* [Exercise objective]
Send back the entries below exactly as they appear.

** START Information given **

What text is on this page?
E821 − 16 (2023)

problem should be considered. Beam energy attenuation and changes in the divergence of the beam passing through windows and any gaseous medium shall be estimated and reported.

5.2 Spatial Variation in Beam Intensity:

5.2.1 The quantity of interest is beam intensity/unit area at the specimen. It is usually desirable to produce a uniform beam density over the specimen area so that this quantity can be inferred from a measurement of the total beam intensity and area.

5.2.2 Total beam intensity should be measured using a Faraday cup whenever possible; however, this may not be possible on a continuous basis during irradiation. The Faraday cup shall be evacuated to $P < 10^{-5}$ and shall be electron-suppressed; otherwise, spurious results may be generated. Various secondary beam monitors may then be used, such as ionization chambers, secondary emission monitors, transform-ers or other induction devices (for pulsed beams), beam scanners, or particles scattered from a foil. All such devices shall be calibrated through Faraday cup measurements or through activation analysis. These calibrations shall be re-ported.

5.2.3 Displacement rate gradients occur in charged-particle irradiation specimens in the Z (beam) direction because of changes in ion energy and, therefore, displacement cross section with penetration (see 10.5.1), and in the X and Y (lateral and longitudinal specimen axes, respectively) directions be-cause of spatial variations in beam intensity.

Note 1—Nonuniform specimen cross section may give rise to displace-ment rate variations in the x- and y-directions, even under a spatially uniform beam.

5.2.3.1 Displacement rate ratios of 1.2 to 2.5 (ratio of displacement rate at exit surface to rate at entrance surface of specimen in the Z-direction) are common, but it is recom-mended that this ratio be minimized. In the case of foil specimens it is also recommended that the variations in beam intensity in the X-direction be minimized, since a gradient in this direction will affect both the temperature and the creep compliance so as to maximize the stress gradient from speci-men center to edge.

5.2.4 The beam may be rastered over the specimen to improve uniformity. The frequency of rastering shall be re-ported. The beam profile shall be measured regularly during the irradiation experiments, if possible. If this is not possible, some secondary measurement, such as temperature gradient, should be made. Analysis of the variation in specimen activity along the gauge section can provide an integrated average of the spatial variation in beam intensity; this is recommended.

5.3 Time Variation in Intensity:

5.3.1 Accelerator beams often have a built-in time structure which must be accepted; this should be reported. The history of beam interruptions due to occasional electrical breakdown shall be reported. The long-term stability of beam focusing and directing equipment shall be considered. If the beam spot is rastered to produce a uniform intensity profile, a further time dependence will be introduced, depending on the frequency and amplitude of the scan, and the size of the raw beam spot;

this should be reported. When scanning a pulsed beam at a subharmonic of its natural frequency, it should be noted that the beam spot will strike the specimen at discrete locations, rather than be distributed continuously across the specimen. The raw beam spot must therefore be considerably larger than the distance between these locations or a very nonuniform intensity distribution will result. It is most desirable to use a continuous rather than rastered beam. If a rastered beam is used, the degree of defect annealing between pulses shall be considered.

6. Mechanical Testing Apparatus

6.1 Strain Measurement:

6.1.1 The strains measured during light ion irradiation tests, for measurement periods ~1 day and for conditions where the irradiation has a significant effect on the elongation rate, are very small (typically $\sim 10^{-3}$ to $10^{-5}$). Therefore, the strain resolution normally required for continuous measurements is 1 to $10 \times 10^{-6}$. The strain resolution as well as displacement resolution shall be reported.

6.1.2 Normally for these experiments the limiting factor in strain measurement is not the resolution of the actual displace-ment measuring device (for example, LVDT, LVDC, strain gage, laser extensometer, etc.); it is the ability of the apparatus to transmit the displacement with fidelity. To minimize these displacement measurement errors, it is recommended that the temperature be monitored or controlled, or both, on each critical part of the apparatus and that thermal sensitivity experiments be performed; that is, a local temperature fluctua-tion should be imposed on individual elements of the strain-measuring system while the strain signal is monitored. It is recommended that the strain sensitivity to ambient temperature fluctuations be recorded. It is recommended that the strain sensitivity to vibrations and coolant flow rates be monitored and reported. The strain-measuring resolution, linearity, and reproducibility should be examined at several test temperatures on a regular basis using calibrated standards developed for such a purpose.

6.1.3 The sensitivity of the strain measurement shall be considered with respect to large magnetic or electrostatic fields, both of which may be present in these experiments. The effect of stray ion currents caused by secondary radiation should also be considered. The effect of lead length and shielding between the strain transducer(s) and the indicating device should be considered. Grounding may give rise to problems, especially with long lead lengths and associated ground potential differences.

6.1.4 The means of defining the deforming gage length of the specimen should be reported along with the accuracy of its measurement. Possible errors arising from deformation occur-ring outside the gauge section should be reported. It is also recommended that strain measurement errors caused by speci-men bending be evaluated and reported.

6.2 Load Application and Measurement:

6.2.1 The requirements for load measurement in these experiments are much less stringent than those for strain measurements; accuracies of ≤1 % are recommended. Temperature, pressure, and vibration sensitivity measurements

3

** END Information given **

* [Answer to this exercise]
What text is on this page?
E821 − 16 (2023)

problem should be considered. Beam energy attenuation and changes in the divergence of the beam passing through windows and any gaseous medium shall be estimated and reported.

5.2 Spatial Variation in Beam Intensity:

5.2.1 The quantity of interest is beam intensity/unit area at the specimen. It is usually desirable to produce a uniform beam density over the specimen area so that this quantity can be inferred from a measurement of the total beam intensity and area.

5.2.2 Total beam intensity should be measured using a Faraday cup whenever possible; however, this may not be possible on a continuous basis during irradiation. The Faraday cup shall be evacuated to $P < 10^{-5}$ and shall be electron-suppressed; otherwise, spurious results may be generated. Various secondary beam monitors may then be used, such as ionization chambers, secondary emission monitors, transform-ers or other induction devices (for pulsed beams), beam scanners, or particles scattered from a foil. All such devices shall be calibrated through Faraday cup measurements or through activation analysis. These calibrations shall be re-ported.

5.2.3 Displacement rate gradients occur in charged-particle irradiation specimens in the Z (beam) direction because of changes in ion energy and, therefore, displacement cross section with penetration (see 10.5.1), and in the X and Y (lateral and longitudinal specimen axes, respectively) directions be-cause of spatial variations in beam intensity.

Note 1—Nonuniform specimen cross section may give rise to displace-ment rate variations in the x- and y-directions, even under a spatially uniform beam.

5.2.3.1 Displacement rate ratios of 1.2 to 2.5 (ratio of displacement rate at exit surface to rate at entrance surface of specimen in the Z-direction) are common, but it is recom-mended that this ratio be minimized. In the case of foil specimens it is also recommended that the variations in beam intensity in the X-direction be minimized, since a gradient in this direction will affect both the temperature and the creep compliance so as to maximize the stress gradient from speci-men center to edge.

5.2.4 The beam may be rastered over the specimen to improve uniformity. The frequency of rastering shall be re-ported. The beam profile shall be measured regularly during the irradiation experiments, if possible. If this is not possible, some secondary measurement, such as temperature gradient, should be made. Analysis of the variation in specimen activity along the gauge section can provide an integrated average of the spatial variation in beam intensity; this is recommended.

5.3 Time Variation in Intensity:

5.3.1 Accelerator beams often have a built-in time structure which must be accepted; this should be reported. The history of beam interruptions due to occasional electrical breakdown shall be reported. The long-term stability of beam focusing and directing equipment shall be considered. If the beam spot is rastered to produce a uniform intensity profile, a further time dependence will be introduced, depending on the frequency and amplitude of the scan, and the size of the raw beam spot;

this should be reported. When scanning a pulsed beam at a subharmonic of its natural frequency, it should be noted that the beam spot will strike the specimen at discrete locations, rather than be distributed continuously across the specimen. The raw beam spot must therefore be considerably larger than the distance between these locations or a very nonuniform intensity distribution will result. It is most desirable to use a continuous rather than rastered beam. If a rastered beam is used, the degree of defect annealing between pulses shall be considered.

6. Mechanical Testing Apparatus

6.1 Strain Measurement:

6.1.1 The strains measured during light ion irradiation tests, for measurement periods ~1 day and for conditions where the irradiation has a significant effect on the elongation rate, are very small (typically $\sim 10^{-3}$ to $10^{-5}$). Therefore, the strain resolution normally required for continuous measurements is 1 to $10 \times 10^{-6}$. The strain resolution as well as displacement resolution shall be reported.

6.1.2 Normally for these experiments the limiting factor in strain measurement is not the resolution of the actual displace-ment measuring device (for example, LVDT, LVDC, strain gage, laser extensometer, etc.); it is the ability of the apparatus to transmit the displacement with fidelity. To minimize these displacement measurement errors, it is recommended that the temperature be monitored or controlled, or both, on each critical part of the apparatus and that thermal sensitivity experiments be performed; that is, a local temperature fluctua-tion should be imposed on individual elements of the strain-measuring system while the strain signal is monitored. It is recommended that the strain sensitivity to ambient temperature fluctuations be recorded. It is recommended that the strain sensitivity to vibrations and coolant flow rates be monitored and reported. The strain-measuring resolution, linearity, and reproducibility should be examined at several test temperatures on a regular basis using calibrated standards developed for such a purpose.

6.1.3 The sensitivity of the strain measurement shall be considered with respect to large magnetic or electrostatic fields, both of which may be present in these experiments. The effect of stray ion currents caused by secondary radiation should also be considered. The effect of lead length and shielding between the strain transducer(s) and the indicating device should be considered. Grounding may give rise to problems, especially with long lead lengths and associated ground potential differences.

6.1.4 The means of defining the deforming gage length of the specimen should be reported along with the accuracy of its measurement. Possible errors arising from deformation occur-ring outside the gauge section should be reported. It is also recommended that strain measurement errors caused by speci-men bending be evaluated and reported.

6.2 Load Application and Measurement:

6.2.1 The requirements for load measurement in these experiments are much less stringent than those for strain measurements; accuracies of ≤1 % are recommended. Temperature, pressure, and vibration sensitivity measurements

3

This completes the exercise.